**Directions for this task**
Gather, from the data below, each line in which the word "Rate" occurs.

--- BEGIN ---

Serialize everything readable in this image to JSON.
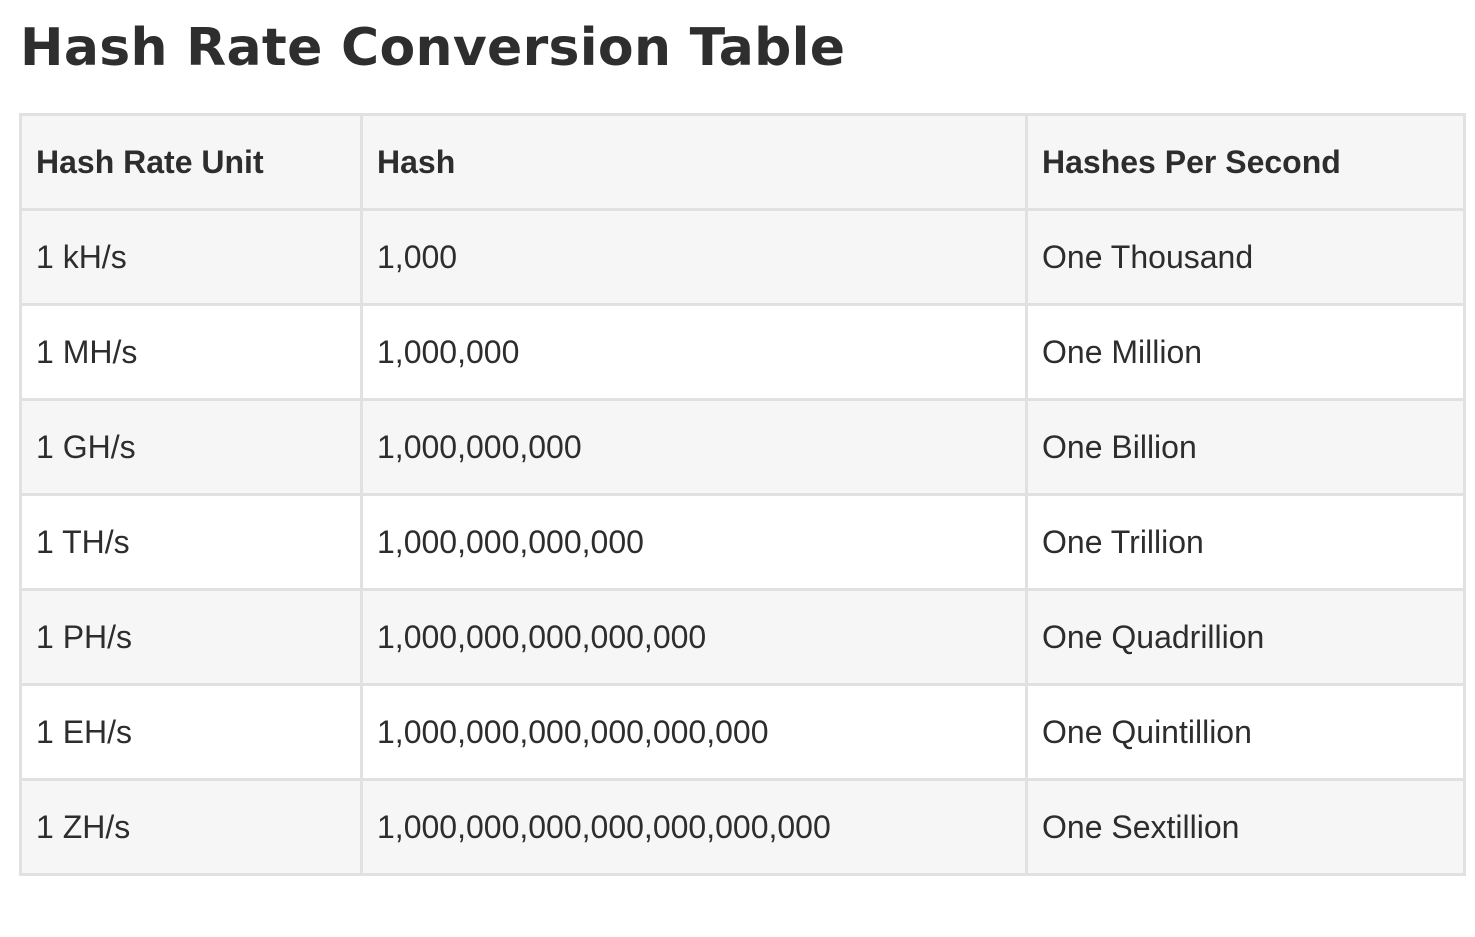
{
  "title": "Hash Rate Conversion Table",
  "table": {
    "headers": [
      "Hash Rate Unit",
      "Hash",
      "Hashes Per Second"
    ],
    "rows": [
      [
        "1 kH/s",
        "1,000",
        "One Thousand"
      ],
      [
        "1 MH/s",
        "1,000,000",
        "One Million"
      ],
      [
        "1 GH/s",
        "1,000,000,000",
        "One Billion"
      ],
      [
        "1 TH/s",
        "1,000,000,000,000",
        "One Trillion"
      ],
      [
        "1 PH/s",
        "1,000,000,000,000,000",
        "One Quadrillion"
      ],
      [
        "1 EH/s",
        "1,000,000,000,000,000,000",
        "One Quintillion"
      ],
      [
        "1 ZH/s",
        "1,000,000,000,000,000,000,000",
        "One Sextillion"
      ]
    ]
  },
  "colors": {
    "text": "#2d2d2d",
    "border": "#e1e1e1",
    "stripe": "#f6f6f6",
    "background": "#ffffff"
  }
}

--- END ---

**Exercise result**
  "title": "Hash Rate Conversion Table",
      "Hash Rate Unit",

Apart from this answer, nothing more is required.